— Start Dataset —

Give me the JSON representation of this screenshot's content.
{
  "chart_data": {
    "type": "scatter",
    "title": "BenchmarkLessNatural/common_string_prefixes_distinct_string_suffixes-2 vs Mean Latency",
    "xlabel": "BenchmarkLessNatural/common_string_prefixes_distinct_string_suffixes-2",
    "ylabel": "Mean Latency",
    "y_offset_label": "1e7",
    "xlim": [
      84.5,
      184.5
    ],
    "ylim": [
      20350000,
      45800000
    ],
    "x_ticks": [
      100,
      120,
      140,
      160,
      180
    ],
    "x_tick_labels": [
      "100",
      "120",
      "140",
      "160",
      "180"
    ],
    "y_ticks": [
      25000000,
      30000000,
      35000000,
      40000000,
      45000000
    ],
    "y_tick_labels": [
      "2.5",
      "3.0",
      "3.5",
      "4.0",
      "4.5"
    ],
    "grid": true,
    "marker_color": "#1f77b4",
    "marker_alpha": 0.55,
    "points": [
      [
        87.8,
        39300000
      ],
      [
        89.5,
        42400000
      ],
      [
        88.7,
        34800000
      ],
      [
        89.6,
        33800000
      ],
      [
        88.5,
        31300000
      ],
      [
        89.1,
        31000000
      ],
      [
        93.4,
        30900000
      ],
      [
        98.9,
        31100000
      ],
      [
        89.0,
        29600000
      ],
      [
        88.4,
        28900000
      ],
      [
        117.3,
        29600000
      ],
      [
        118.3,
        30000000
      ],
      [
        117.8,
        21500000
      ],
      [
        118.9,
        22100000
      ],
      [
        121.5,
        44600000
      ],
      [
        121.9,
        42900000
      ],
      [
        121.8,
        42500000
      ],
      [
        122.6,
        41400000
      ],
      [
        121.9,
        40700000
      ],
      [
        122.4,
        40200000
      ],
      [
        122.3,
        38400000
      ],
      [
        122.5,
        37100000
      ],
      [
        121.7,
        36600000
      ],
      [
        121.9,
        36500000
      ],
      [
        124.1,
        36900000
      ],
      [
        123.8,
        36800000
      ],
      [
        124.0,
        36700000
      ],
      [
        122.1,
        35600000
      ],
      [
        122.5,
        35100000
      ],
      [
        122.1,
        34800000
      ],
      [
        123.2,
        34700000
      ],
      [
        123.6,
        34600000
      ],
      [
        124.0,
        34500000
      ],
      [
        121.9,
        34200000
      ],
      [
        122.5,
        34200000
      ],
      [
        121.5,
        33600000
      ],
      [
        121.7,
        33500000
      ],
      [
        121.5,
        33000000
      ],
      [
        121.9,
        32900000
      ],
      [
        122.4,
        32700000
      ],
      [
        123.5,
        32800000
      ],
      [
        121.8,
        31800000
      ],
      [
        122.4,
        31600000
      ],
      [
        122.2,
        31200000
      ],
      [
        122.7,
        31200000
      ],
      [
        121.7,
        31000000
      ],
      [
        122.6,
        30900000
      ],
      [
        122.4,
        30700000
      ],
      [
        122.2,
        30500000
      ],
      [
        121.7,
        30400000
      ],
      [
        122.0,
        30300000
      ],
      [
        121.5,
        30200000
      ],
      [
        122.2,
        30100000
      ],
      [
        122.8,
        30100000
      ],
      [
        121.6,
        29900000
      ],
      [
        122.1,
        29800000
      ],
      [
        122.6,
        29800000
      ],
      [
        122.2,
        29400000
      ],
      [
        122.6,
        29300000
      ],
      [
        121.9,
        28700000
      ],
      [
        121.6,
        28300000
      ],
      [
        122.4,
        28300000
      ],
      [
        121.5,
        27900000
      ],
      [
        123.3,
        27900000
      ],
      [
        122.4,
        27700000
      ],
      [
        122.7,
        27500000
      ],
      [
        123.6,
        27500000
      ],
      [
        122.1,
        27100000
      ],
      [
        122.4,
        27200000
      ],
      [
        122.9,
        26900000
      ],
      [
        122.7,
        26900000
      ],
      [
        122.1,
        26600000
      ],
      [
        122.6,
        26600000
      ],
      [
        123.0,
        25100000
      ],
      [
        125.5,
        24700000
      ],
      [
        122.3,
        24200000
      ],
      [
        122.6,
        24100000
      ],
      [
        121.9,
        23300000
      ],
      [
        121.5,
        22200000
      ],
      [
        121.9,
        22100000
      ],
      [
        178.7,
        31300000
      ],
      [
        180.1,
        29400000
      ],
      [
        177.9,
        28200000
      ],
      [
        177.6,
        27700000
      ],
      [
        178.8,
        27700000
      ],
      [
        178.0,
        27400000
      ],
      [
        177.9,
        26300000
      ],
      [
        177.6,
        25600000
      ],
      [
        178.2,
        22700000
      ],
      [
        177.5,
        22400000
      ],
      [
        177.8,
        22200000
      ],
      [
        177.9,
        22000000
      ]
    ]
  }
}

— End Dataset —

• _Set task_
Copy each line of the preceding data that contains the string "BenchmarkLessNatural".

• _Output below_
    "title": "BenchmarkLessNatural/common_string_prefixes_distinct_string_suffixes-2 vs Mean Latency",
    "xlabel": "BenchmarkLessNatural/common_string_prefixes_distinct_string_suffixes-2",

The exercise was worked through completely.